Reproduce every line of the records below verbatim, with nothing changed.

## Start RECORDS TO USE

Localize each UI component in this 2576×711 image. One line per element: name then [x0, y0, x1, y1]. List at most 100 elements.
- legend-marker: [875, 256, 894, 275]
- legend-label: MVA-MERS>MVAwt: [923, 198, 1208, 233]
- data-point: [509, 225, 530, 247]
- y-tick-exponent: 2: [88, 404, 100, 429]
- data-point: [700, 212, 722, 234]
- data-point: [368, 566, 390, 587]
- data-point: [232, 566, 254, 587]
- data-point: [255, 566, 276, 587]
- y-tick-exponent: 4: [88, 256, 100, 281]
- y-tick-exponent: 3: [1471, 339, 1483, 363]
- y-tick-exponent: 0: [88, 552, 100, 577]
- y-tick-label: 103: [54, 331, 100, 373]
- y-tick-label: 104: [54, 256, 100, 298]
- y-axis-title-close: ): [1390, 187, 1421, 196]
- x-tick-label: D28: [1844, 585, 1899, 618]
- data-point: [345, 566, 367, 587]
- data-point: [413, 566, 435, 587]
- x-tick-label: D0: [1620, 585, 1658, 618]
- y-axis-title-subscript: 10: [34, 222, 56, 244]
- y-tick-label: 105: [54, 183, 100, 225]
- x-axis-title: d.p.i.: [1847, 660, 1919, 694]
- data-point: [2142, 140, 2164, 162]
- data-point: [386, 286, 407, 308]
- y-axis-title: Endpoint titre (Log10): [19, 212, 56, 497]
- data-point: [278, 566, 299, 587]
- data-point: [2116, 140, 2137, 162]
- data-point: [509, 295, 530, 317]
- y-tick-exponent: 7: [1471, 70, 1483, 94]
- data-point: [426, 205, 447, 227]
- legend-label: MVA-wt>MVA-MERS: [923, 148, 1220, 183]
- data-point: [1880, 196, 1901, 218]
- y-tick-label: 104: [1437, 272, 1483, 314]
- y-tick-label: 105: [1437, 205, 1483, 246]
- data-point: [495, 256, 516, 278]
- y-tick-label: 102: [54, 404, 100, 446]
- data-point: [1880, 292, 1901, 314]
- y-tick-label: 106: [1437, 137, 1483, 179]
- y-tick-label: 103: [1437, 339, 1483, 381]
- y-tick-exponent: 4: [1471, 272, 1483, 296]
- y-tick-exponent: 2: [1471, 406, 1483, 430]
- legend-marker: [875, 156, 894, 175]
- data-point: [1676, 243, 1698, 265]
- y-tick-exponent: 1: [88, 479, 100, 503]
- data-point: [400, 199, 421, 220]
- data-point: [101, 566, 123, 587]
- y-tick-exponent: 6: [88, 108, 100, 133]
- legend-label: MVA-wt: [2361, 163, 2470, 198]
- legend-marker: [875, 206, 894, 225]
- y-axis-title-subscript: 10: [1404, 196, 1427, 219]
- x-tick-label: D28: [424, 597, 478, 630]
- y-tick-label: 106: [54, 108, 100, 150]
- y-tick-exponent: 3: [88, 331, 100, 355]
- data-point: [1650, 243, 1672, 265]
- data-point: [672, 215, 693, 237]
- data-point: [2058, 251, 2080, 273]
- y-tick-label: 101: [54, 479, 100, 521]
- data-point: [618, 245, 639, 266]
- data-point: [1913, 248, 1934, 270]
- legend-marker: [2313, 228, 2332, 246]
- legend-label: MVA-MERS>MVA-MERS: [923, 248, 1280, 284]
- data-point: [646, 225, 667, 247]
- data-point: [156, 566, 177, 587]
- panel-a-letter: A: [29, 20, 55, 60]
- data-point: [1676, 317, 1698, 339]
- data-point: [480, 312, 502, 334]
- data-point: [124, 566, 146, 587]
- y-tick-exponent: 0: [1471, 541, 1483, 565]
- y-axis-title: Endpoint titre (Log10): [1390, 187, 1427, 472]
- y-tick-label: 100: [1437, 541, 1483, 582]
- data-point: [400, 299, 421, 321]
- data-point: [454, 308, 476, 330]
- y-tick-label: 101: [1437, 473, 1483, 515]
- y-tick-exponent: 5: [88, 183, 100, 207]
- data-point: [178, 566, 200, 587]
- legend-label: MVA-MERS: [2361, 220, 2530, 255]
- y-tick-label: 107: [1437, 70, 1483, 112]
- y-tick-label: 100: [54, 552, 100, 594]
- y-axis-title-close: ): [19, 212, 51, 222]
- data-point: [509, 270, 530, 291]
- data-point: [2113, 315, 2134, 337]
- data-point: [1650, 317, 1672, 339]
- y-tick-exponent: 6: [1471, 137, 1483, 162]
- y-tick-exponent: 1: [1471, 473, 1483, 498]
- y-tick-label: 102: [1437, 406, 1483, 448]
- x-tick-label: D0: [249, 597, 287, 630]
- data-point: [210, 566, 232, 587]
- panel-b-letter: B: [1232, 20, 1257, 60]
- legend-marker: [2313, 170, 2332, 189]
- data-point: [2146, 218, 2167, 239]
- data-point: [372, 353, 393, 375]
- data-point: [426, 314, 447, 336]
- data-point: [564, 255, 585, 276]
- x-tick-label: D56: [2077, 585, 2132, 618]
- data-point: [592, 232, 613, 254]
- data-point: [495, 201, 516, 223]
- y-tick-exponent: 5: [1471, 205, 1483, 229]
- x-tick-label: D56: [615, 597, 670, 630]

## End RECORDS TO USE

**SOLUTION**
Localize each UI component in this 2576×711 image. One line per element: name then [x0, y0, x1, y1]. List at most 100 elements.
- legend-marker: [875, 256, 894, 275]
- legend-label: MVA-MERS>MVAwt: [923, 198, 1208, 233]
- data-point: [509, 225, 530, 247]
- y-tick-exponent: 2: [88, 404, 100, 429]
- data-point: [700, 212, 722, 234]
- data-point: [368, 566, 390, 587]
- data-point: [232, 566, 254, 587]
- data-point: [255, 566, 276, 587]
- y-tick-exponent: 4: [88, 256, 100, 281]
- y-tick-exponent: 3: [1471, 339, 1483, 363]
- y-tick-exponent: 0: [88, 552, 100, 577]
- y-tick-label: 103: [54, 331, 100, 373]
- y-tick-label: 104: [54, 256, 100, 298]
- y-axis-title-close: ): [1390, 187, 1421, 196]
- x-tick-label: D28: [1844, 585, 1899, 618]
- data-point: [345, 566, 367, 587]
- data-point: [413, 566, 435, 587]
- x-tick-label: D0: [1620, 585, 1658, 618]
- y-axis-title-subscript: 10: [34, 222, 56, 244]
- y-tick-label: 105: [54, 183, 100, 225]
- x-axis-title: d.p.i.: [1847, 660, 1919, 694]
- data-point: [2142, 140, 2164, 162]
- data-point: [386, 286, 407, 308]
- y-axis-title: Endpoint titre (Log10): [19, 212, 56, 497]
- data-point: [278, 566, 299, 587]
- data-point: [2116, 140, 2137, 162]
- data-point: [509, 295, 530, 317]
- y-tick-exponent: 7: [1471, 70, 1483, 94]
- data-point: [426, 205, 447, 227]
- legend-label: MVA-wt>MVA-MERS: [923, 148, 1220, 183]
- data-point: [1880, 196, 1901, 218]
- y-tick-label: 104: [1437, 272, 1483, 314]
- y-tick-label: 105: [1437, 205, 1483, 246]
- data-point: [495, 256, 516, 278]
- y-tick-label: 102: [54, 404, 100, 446]
- data-point: [1880, 292, 1901, 314]
- y-tick-label: 106: [1437, 137, 1483, 179]
- y-tick-label: 103: [1437, 339, 1483, 381]
- y-tick-exponent: 4: [1471, 272, 1483, 296]
- y-tick-exponent: 2: [1471, 406, 1483, 430]
- legend-marker: [875, 156, 894, 175]
- data-point: [1676, 243, 1698, 265]
- y-tick-exponent: 1: [88, 479, 100, 503]
- data-point: [400, 199, 421, 220]
- data-point: [101, 566, 123, 587]
- y-tick-exponent: 6: [88, 108, 100, 133]
- legend-label: MVA-wt: [2361, 163, 2470, 198]
- legend-marker: [875, 206, 894, 225]
- y-axis-title-subscript: 10: [1404, 196, 1427, 219]
- x-tick-label: D28: [424, 597, 478, 630]
- y-tick-label: 106: [54, 108, 100, 150]
- y-tick-exponent: 3: [88, 331, 100, 355]
- data-point: [1650, 243, 1672, 265]
- data-point: [672, 215, 693, 237]
- data-point: [2058, 251, 2080, 273]
- y-tick-label: 101: [54, 479, 100, 521]
- data-point: [618, 245, 639, 266]
- data-point: [1913, 248, 1934, 270]
- legend-marker: [2313, 228, 2332, 246]
- legend-label: MVA-MERS>MVA-MERS: [923, 248, 1280, 284]
- data-point: [646, 225, 667, 247]
- data-point: [156, 566, 177, 587]
- panel-a-letter: A: [29, 20, 55, 60]
- data-point: [1676, 317, 1698, 339]
- data-point: [480, 312, 502, 334]
- data-point: [124, 566, 146, 587]
- y-tick-exponent: 0: [1471, 541, 1483, 565]
- y-axis-title: Endpoint titre (Log10): [1390, 187, 1427, 472]
- y-tick-label: 100: [1437, 541, 1483, 582]
- data-point: [400, 299, 421, 321]
- data-point: [454, 308, 476, 330]
- y-tick-label: 101: [1437, 473, 1483, 515]
- y-tick-exponent: 5: [88, 183, 100, 207]
- data-point: [178, 566, 200, 587]
- legend-label: MVA-MERS: [2361, 220, 2530, 255]
- y-tick-label: 107: [1437, 70, 1483, 112]
- y-tick-label: 100: [54, 552, 100, 594]
- y-axis-title-close: ): [19, 212, 51, 222]
- data-point: [509, 270, 530, 291]
- data-point: [2113, 315, 2134, 337]
- data-point: [1650, 317, 1672, 339]
- y-tick-exponent: 6: [1471, 137, 1483, 162]
- y-tick-exponent: 1: [1471, 473, 1483, 498]
- y-tick-label: 102: [1437, 406, 1483, 448]
- x-tick-label: D0: [249, 597, 287, 630]
- data-point: [210, 566, 232, 587]
- panel-b-letter: B: [1232, 20, 1257, 60]
- legend-marker: [2313, 170, 2332, 189]
- data-point: [2146, 218, 2167, 239]
- data-point: [372, 353, 393, 375]
- data-point: [426, 314, 447, 336]
- data-point: [564, 255, 585, 276]
- x-tick-label: D56: [2077, 585, 2132, 618]
- data-point: [592, 232, 613, 254]
- data-point: [495, 201, 516, 223]
- y-tick-exponent: 5: [1471, 205, 1483, 229]
- x-tick-label: D56: [615, 597, 670, 630]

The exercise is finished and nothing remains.